Work instructions.
Copy out each line of the data holding "Notas".

━━━━━ Data for this task

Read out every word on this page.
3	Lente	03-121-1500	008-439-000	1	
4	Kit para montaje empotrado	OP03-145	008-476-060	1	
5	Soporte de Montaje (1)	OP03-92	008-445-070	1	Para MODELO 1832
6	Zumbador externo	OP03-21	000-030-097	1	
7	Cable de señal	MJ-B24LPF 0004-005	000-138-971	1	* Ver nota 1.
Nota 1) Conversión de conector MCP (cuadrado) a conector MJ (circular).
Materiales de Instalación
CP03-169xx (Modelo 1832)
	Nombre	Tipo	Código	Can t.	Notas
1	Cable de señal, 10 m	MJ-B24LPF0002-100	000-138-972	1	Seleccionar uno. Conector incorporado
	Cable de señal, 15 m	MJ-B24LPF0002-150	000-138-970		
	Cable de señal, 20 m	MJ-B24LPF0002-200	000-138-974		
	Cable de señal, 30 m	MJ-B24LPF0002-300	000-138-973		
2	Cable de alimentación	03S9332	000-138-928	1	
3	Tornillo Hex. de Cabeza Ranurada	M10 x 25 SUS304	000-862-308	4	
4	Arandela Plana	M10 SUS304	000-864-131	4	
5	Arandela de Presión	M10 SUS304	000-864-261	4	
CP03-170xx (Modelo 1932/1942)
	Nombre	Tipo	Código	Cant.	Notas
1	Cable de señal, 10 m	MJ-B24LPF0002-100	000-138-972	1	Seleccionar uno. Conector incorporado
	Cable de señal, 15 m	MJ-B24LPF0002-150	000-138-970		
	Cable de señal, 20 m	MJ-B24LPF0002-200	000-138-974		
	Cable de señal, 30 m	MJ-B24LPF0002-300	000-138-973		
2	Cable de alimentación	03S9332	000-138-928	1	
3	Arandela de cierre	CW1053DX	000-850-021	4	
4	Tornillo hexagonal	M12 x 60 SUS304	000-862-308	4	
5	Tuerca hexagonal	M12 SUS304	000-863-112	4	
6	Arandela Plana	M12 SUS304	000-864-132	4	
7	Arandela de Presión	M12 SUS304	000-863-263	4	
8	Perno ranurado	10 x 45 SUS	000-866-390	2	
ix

━━━━━━━━━━

Answer for this exercise.
	Nombre	Tipo	Código	Can t.	Notas
	Nombre	Tipo	Código	Cant.	Notas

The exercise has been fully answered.